[Data listing]
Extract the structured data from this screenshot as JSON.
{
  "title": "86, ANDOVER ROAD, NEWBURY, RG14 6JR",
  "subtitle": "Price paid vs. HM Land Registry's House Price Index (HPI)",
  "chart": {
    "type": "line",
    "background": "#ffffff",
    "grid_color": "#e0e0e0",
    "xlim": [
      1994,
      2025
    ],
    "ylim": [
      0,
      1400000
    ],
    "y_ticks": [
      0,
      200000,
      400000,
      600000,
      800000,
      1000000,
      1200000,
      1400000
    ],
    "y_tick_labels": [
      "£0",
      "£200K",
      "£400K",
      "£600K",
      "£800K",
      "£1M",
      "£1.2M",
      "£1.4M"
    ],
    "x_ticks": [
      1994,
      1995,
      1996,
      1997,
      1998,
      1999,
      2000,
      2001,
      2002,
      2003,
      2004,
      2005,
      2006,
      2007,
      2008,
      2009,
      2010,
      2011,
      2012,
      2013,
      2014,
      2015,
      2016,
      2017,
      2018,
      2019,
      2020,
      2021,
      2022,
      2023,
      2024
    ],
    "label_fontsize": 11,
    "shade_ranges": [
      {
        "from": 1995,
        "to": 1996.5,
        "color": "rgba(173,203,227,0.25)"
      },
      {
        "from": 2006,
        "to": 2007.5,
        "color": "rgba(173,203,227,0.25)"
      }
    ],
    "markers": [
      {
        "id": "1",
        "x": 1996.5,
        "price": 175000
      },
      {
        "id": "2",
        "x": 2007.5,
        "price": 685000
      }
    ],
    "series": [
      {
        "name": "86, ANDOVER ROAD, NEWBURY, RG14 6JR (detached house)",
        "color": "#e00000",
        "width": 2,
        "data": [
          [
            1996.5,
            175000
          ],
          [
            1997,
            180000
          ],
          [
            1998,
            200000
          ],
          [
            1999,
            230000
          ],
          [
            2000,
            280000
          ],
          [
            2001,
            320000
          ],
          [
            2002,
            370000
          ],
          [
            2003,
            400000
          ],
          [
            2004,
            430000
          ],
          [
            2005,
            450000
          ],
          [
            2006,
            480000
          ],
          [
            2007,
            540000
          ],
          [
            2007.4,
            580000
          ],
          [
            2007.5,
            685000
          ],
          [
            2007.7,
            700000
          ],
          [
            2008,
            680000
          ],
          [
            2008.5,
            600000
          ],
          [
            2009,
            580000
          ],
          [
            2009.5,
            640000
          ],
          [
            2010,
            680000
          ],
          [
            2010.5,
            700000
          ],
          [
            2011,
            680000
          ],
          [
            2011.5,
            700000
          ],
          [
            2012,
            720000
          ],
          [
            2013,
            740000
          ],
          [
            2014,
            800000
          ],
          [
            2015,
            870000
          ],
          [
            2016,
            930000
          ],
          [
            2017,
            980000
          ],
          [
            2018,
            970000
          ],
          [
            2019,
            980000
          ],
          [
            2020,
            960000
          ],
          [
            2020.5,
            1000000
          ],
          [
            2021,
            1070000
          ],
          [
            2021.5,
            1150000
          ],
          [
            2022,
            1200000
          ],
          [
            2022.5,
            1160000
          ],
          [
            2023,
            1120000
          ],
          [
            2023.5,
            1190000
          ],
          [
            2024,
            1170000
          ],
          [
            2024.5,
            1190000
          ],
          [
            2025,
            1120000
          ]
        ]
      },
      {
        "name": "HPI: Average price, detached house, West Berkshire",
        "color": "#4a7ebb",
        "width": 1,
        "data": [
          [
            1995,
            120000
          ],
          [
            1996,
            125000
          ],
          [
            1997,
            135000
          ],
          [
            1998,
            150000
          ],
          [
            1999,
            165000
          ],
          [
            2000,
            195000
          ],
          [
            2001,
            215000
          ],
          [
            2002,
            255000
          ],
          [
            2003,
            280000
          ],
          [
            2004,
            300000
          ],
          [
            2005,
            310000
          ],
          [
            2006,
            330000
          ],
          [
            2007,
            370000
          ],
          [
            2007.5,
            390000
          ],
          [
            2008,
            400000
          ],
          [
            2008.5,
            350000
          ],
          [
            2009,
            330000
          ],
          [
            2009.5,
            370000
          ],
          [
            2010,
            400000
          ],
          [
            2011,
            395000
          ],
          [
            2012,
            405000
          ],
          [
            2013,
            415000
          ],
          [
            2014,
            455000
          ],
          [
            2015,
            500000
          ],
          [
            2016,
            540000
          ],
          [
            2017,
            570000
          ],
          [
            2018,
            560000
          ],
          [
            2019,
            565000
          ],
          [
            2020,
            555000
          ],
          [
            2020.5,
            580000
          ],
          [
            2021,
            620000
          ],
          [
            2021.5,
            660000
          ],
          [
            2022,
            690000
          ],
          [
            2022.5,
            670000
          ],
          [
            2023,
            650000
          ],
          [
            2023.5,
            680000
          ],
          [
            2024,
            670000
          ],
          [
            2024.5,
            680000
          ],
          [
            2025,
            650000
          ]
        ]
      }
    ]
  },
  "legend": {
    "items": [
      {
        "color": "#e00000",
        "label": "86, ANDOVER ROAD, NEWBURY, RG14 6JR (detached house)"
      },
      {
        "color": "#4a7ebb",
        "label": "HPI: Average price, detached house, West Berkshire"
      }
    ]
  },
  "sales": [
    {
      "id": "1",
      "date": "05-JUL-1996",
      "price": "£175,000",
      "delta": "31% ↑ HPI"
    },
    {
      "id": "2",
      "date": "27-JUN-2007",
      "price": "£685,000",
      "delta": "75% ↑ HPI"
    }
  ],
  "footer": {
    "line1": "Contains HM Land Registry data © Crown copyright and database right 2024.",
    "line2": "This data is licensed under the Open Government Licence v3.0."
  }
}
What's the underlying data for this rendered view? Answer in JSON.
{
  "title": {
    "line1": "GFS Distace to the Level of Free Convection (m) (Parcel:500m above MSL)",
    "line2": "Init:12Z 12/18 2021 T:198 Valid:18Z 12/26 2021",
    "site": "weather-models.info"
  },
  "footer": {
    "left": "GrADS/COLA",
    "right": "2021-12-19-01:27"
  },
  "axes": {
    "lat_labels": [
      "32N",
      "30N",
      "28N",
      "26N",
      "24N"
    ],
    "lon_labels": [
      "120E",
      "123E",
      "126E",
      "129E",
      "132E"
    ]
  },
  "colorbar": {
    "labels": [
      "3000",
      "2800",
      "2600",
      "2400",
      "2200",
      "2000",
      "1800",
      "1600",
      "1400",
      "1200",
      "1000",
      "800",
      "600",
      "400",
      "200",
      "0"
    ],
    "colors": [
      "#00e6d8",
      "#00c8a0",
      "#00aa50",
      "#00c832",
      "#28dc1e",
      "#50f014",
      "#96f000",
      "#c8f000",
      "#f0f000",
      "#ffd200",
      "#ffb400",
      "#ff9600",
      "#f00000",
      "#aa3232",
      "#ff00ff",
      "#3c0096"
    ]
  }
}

→ **TASK INSTRUCTIONS**: Identify the lines in the entries that hold "Land" and return each one.

→ **SOLVED PROBLEM**:
  "subtitle": "Price paid vs. HM Land Registry's House Price Index (HPI)",
    "line1": "Contains HM Land Registry data © Crown copyright and database right 2024.",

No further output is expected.